• _INSTRUCTION_: Look at each line of the records and count those with "completed" in them. Please answer with the count alone.

• _EXERCISE MATERIAL_:

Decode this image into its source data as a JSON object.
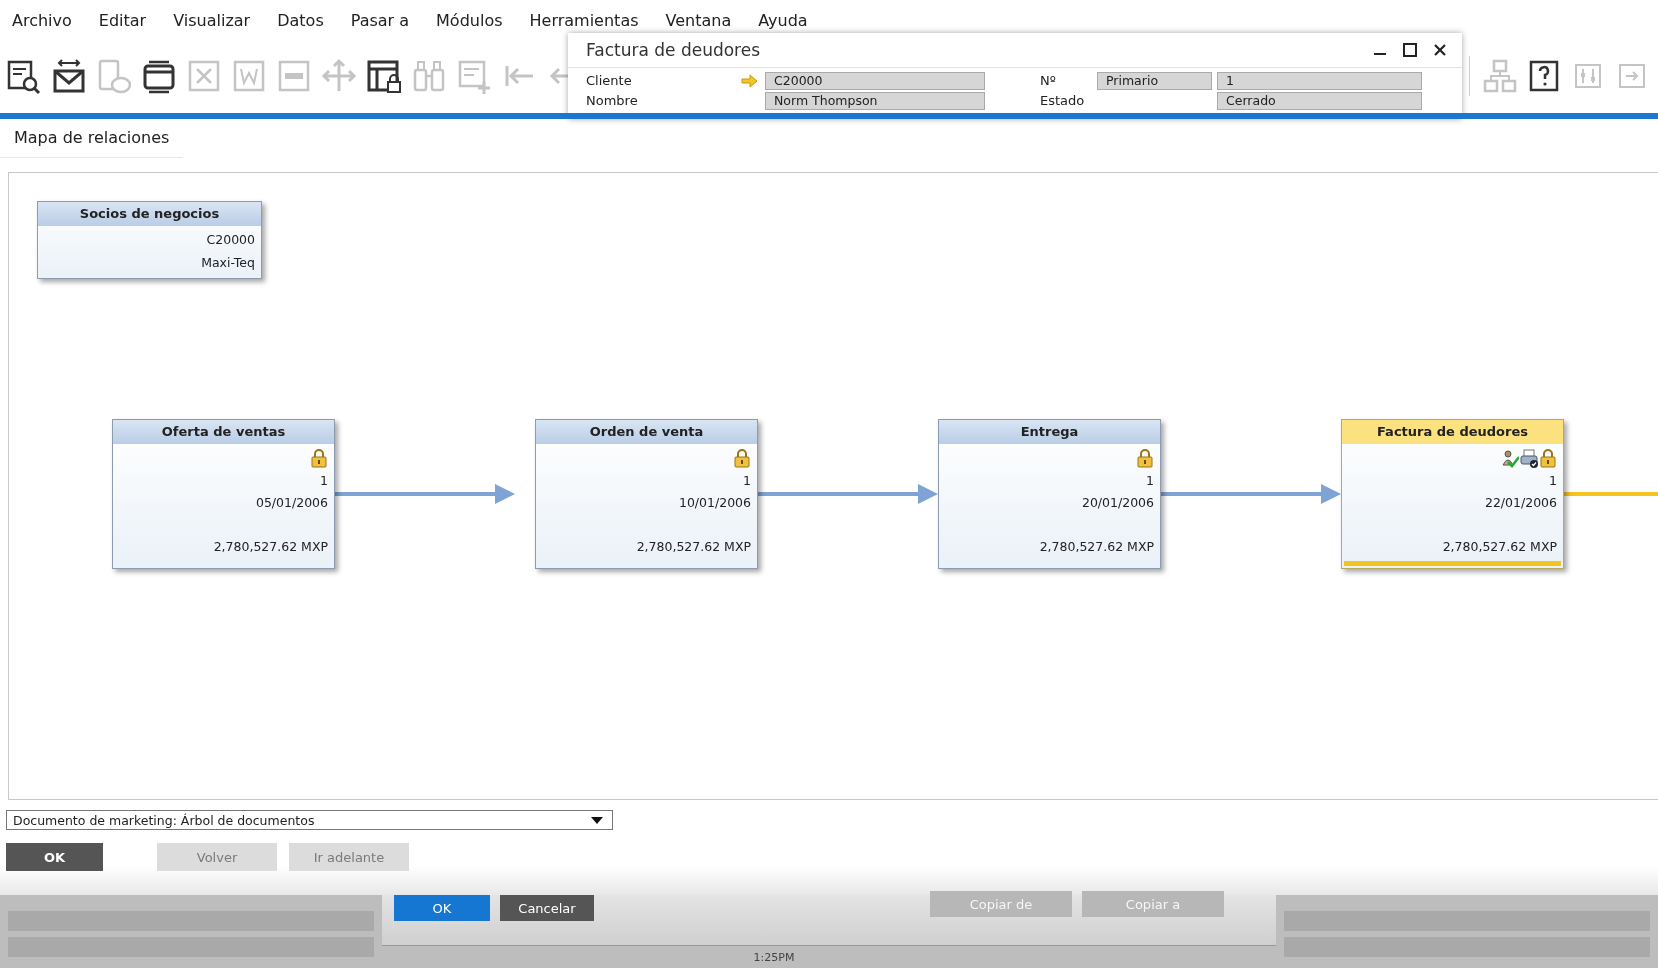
{
  "menu": [
    {
      "label": "Archivo"
    },
    {
      "label": "Editar"
    },
    {
      "label": "Visualizar"
    },
    {
      "label": "Datos"
    },
    {
      "label": "Pasar a"
    },
    {
      "label": "Módulos"
    },
    {
      "label": "Herramientas"
    },
    {
      "label": "Ventana"
    },
    {
      "label": "Ayuda"
    }
  ],
  "toolbar_left": [
    {
      "kind": "preview",
      "disabled": false
    },
    {
      "kind": "mail",
      "disabled": false
    },
    {
      "kind": "message",
      "disabled": true
    },
    {
      "kind": "windows",
      "disabled": false
    },
    {
      "kind": "excel",
      "disabled": true
    },
    {
      "kind": "word",
      "disabled": true
    },
    {
      "kind": "pdf",
      "disabled": true
    },
    {
      "kind": "move",
      "disabled": true
    },
    {
      "kind": "layout",
      "disabled": false
    },
    {
      "kind": "binoculars",
      "disabled": true
    },
    {
      "kind": "add",
      "disabled": true
    },
    {
      "kind": "first",
      "disabled": true
    },
    {
      "kind": "back",
      "disabled": true
    }
  ],
  "toolbar_right": [
    {
      "kind": "tree",
      "disabled": true
    },
    {
      "kind": "help",
      "disabled": false
    },
    {
      "kind": "settings",
      "disabled": true
    },
    {
      "kind": "export",
      "disabled": true
    }
  ],
  "dialog": {
    "title": "Factura de deudores",
    "left_fields": [
      {
        "label": "Cliente",
        "value": "C20000",
        "link": true
      },
      {
        "label": "Nombre",
        "value": "Norm Thompson",
        "link": false
      }
    ],
    "number": {
      "label": "Nº",
      "series": "Primario",
      "value": "1"
    },
    "status": {
      "label": "Estado",
      "value": "Cerrado"
    }
  },
  "panel_title": "Mapa de relaciones",
  "map": {
    "root": {
      "title": "Socios de negocios",
      "lines": [
        "C20000",
        "Maxi-Teq"
      ]
    },
    "flow": [
      {
        "kind": "node",
        "title": "Oferta de ventas",
        "selected": false,
        "approved": false,
        "printed": false,
        "locked": true,
        "number": "1",
        "date": "05/01/2006",
        "amount": "2,780,527.62 MXP"
      },
      {
        "kind": "arrow"
      },
      {
        "kind": "node",
        "title": "Orden de venta",
        "selected": false,
        "approved": false,
        "printed": false,
        "locked": true,
        "number": "1",
        "date": "10/01/2006",
        "amount": "2,780,527.62 MXP"
      },
      {
        "kind": "arrow"
      },
      {
        "kind": "node",
        "title": "Entrega",
        "selected": false,
        "approved": false,
        "printed": false,
        "locked": true,
        "number": "1",
        "date": "20/01/2006",
        "amount": "2,780,527.62 MXP"
      },
      {
        "kind": "arrow"
      },
      {
        "kind": "node",
        "title": "Factura de deudores",
        "selected": true,
        "approved": true,
        "printed": true,
        "locked": true,
        "number": "1",
        "date": "22/01/2006",
        "amount": "2,780,527.62 MXP"
      },
      {
        "kind": "line",
        "selected": true
      }
    ]
  },
  "view_select": {
    "value": "Documento de marketing: Árbol de documentos"
  },
  "buttons": [
    {
      "label": "OK",
      "disabled": false
    },
    {
      "label": "Volver",
      "disabled": true
    },
    {
      "label": "Ir adelante",
      "disabled": true
    }
  ],
  "background_window": {
    "buttons": [
      {
        "label": "OK",
        "kind": "primary"
      },
      {
        "label": "Cancelar",
        "kind": "secondary"
      },
      {
        "label": "Copiar de",
        "kind": "disabled"
      },
      {
        "label": "Copiar a",
        "kind": "disabled"
      }
    ],
    "time": "1:25PM"
  }
}
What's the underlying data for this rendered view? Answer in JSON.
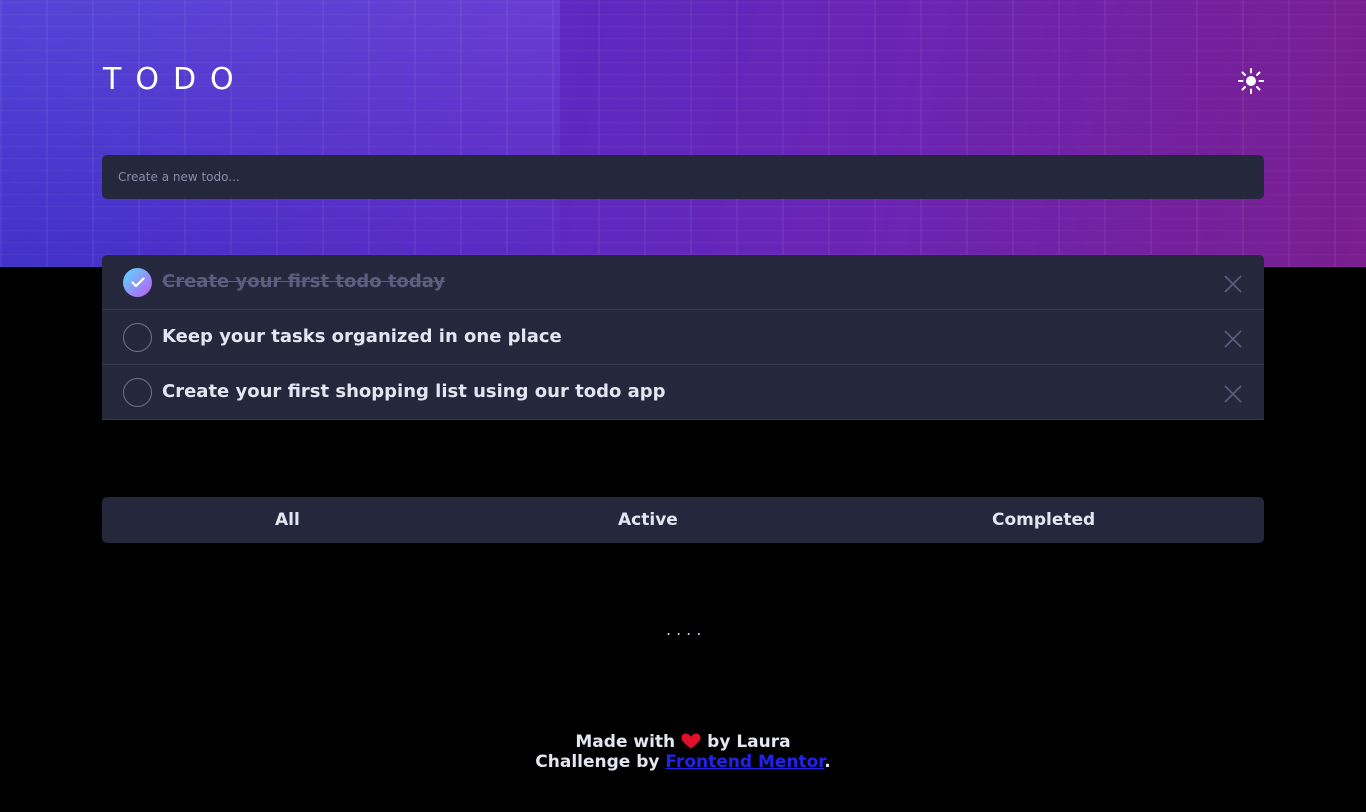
{
  "header": {
    "title": "TODO"
  },
  "theme_toggle": {
    "icon": "sun-icon"
  },
  "new_todo": {
    "placeholder": "Create a new todo..."
  },
  "todos": [
    {
      "text": "Create your first todo today",
      "completed": true
    },
    {
      "text": "Keep your tasks organized in one place",
      "completed": false
    },
    {
      "text": "Create your first shopping list using our todo app",
      "completed": false
    }
  ],
  "filters": {
    "all": "All",
    "active": "Active",
    "completed": "Completed"
  },
  "more_indicator": "....",
  "footer": {
    "made_with": "Made with",
    "by": "by Laura",
    "challenge_by": "Challenge by",
    "link_text": "Frontend Mentor",
    "period": "."
  },
  "colors": {
    "background": "#000000",
    "panel": "#25273d",
    "text": "#e4e5f1",
    "check_gradient_start": "#55ddff",
    "check_gradient_end": "#c058f3",
    "heart": "#e0102a",
    "link": "#2222ee"
  }
}
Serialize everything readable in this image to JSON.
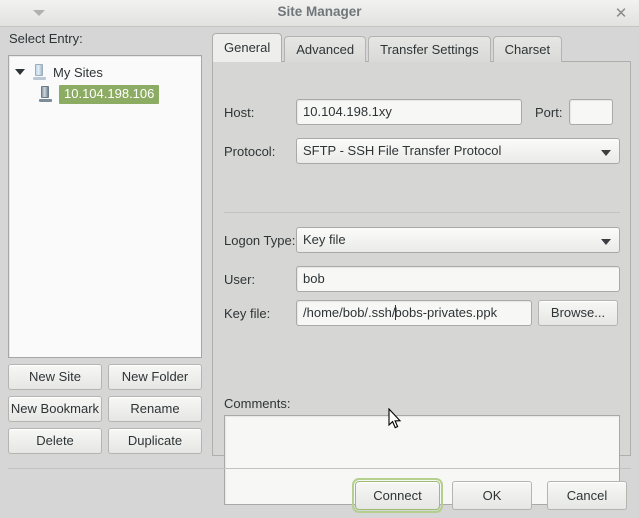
{
  "window": {
    "title": "Site Manager",
    "menu_icon": "caret-down-icon",
    "close_icon": "close-icon"
  },
  "sidebar": {
    "label": "Select Entry:",
    "tree": {
      "root": {
        "label": "My Sites",
        "icon": "server-icon",
        "expander": "expander-open-icon",
        "expanded": true
      },
      "children": [
        {
          "label": "10.104.198.106",
          "icon": "server-icon",
          "selected": true
        }
      ]
    },
    "buttons": [
      {
        "label": "New Site",
        "name": "new-site-button"
      },
      {
        "label": "New Folder",
        "name": "new-folder-button"
      },
      {
        "label": "New Bookmark",
        "name": "new-bookmark-button"
      },
      {
        "label": "Rename",
        "name": "rename-button"
      },
      {
        "label": "Delete",
        "name": "delete-button"
      },
      {
        "label": "Duplicate",
        "name": "duplicate-button"
      }
    ]
  },
  "tabs": [
    {
      "label": "General",
      "active": true
    },
    {
      "label": "Advanced",
      "active": false
    },
    {
      "label": "Transfer Settings",
      "active": false
    },
    {
      "label": "Charset",
      "active": false
    }
  ],
  "general": {
    "host": {
      "label": "Host:",
      "value": "10.104.198.1xy",
      "placeholder": ""
    },
    "port": {
      "label": "Port:",
      "value": "",
      "placeholder": ""
    },
    "protocol": {
      "label": "Protocol:",
      "value": "SFTP - SSH File Transfer Protocol",
      "arrow_icon": "chevron-down-icon"
    },
    "logon_type": {
      "label": "Logon Type:",
      "value": "Key file",
      "arrow_icon": "chevron-down-icon"
    },
    "user": {
      "label": "User:",
      "value": "bob",
      "placeholder": ""
    },
    "key_file": {
      "label": "Key file:",
      "value_before_caret": "/home/bob/.ssh/",
      "value_after_caret": "bobs-privates.ppk",
      "full_value": "/home/bob/.ssh/bobs-privates.ppk",
      "browse_label": "Browse..."
    },
    "comments": {
      "label": "Comments:",
      "value": "",
      "placeholder": ""
    }
  },
  "actions": [
    {
      "label": "Connect",
      "name": "connect-button",
      "focused": true
    },
    {
      "label": "OK",
      "name": "ok-button",
      "focused": false
    },
    {
      "label": "Cancel",
      "name": "cancel-button",
      "focused": false
    }
  ],
  "colors": {
    "selection": "#8cab63",
    "focus_ring": "#b5cf8e",
    "window_bg": "#d6d6d6",
    "panel_bg": "#d6d6d4",
    "field_bg": "#f7f7f6"
  }
}
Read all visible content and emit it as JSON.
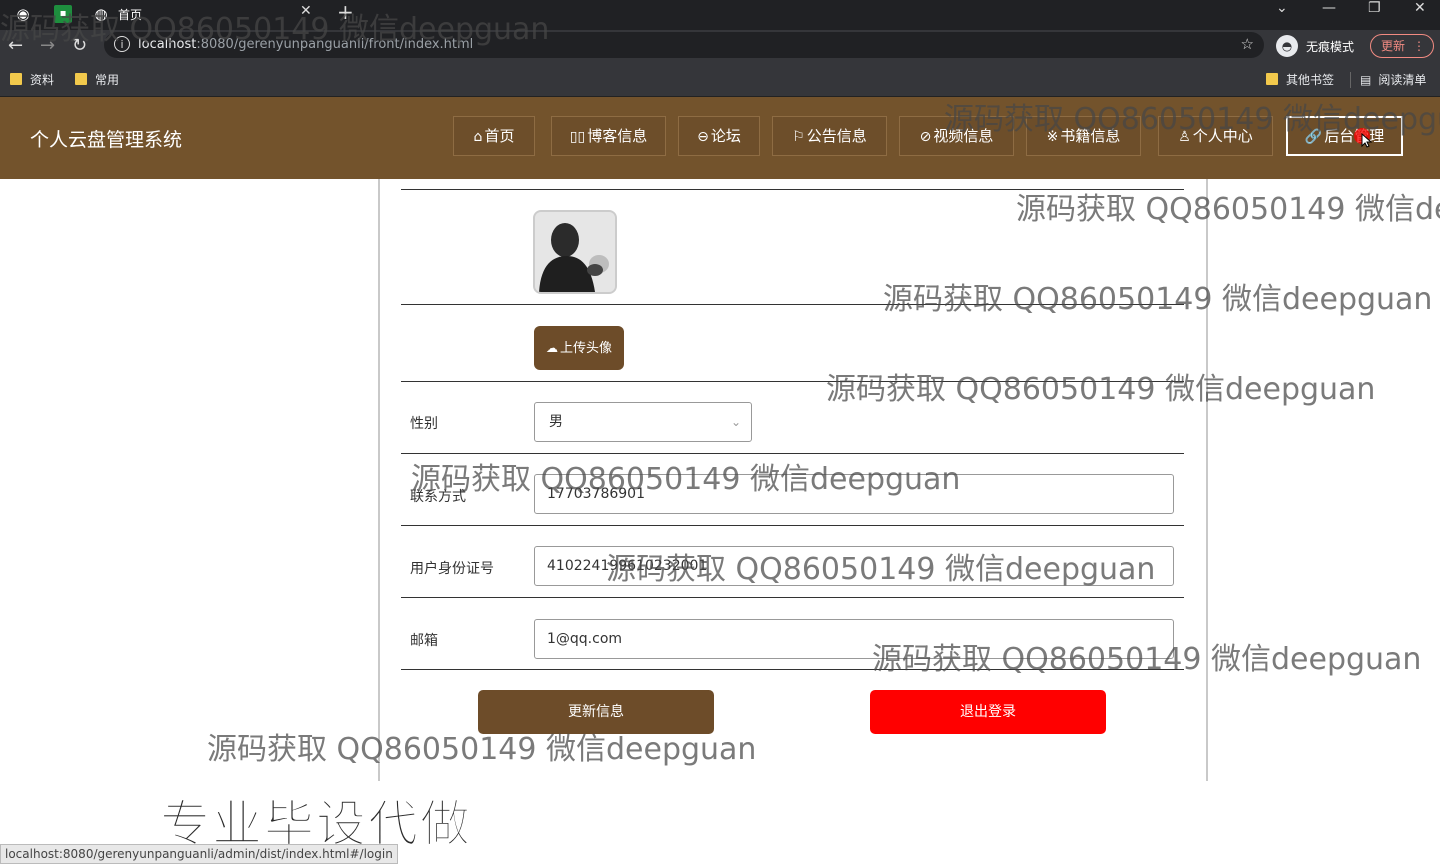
{
  "browser": {
    "tab_title": "首页",
    "url_host": "localhost",
    "url_rest": ":8080/gerenyunpanguanli/front/index.html",
    "incognito_label": "无痕模式",
    "update_label": "更新",
    "bookmarks": [
      "资料",
      "常用"
    ],
    "bookmarks_right": [
      "其他书签",
      "阅读清单"
    ]
  },
  "site": {
    "title": "个人云盘管理系统",
    "nav": [
      {
        "icon": "⌂",
        "label": "首页"
      },
      {
        "icon": "▯▯",
        "label": "博客信息"
      },
      {
        "icon": "⊖",
        "label": "论坛"
      },
      {
        "icon": "⚐",
        "label": "公告信息"
      },
      {
        "icon": "⊘",
        "label": "视频信息"
      },
      {
        "icon": "※",
        "label": "书籍信息"
      },
      {
        "icon": "♙",
        "label": "个人中心"
      },
      {
        "icon": "🔗",
        "label": "后台管理"
      }
    ]
  },
  "profile": {
    "upload_label": "上传头像",
    "gender_label": "性别",
    "gender_value": "男",
    "phone_label": "联系方式",
    "phone_value": "17703786901",
    "idcard_label": "用户身份证号",
    "idcard_value": "410224199610232001",
    "email_label": "邮箱",
    "email_value": "1@qq.com",
    "update_button": "更新信息",
    "logout_button": "退出登录"
  },
  "overlay": {
    "watermark": "源码获取 QQ86050149 微信deepguan",
    "promo_text": "专业毕设代做",
    "status_url": "localhost:8080/gerenyunpanguanli/admin/dist/index.html#/login"
  },
  "colors": {
    "header_bg": "#73532c",
    "primary_button": "#6d4c29",
    "logout_button": "#ff0000"
  }
}
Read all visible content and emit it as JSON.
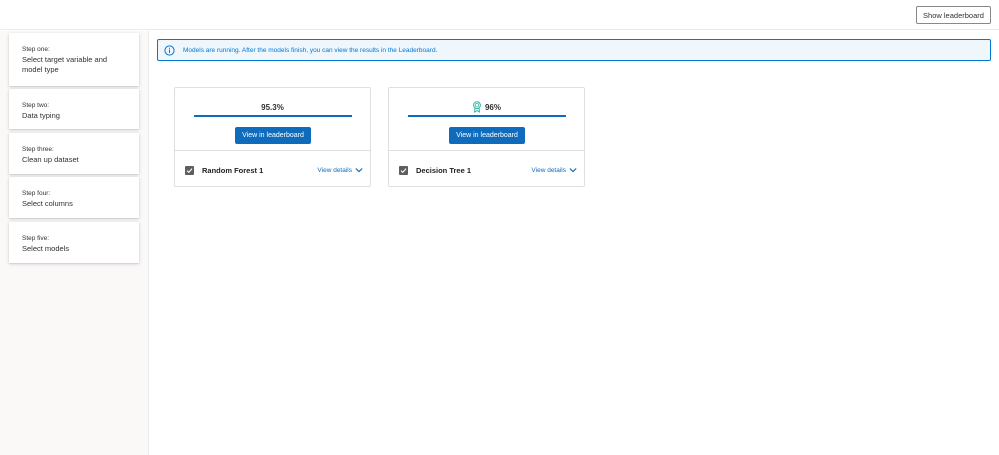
{
  "header": {
    "show_leaderboard_label": "Show leaderboard"
  },
  "sidebar": {
    "steps": [
      {
        "num": "Step one:",
        "title": "Select target variable and model type"
      },
      {
        "num": "Step two:",
        "title": "Data typing"
      },
      {
        "num": "Step three:",
        "title": "Clean up dataset"
      },
      {
        "num": "Step four:",
        "title": "Select columns"
      },
      {
        "num": "Step five:",
        "title": "Select models"
      }
    ]
  },
  "banner": {
    "icon": "info-icon",
    "text": "Models are running. After the models finish, you can view the results in the Leaderboard."
  },
  "models": [
    {
      "score": "95.3%",
      "progress": 1.0,
      "button_label": "View in leaderboard",
      "name": "Random Forest 1",
      "details_label": "View details",
      "checked": true,
      "award": false
    },
    {
      "score": "96%",
      "progress": 1.0,
      "button_label": "View in leaderboard",
      "name": "Decision Tree 1",
      "details_label": "View details",
      "checked": true,
      "award": true,
      "award_icon": "ribbon-award-icon"
    }
  ],
  "colors": {
    "accent": "#0f6cbd",
    "banner_bg": "#eff6fc",
    "award": "#2fb5a4"
  }
}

• _FINAL ANSWER_: 4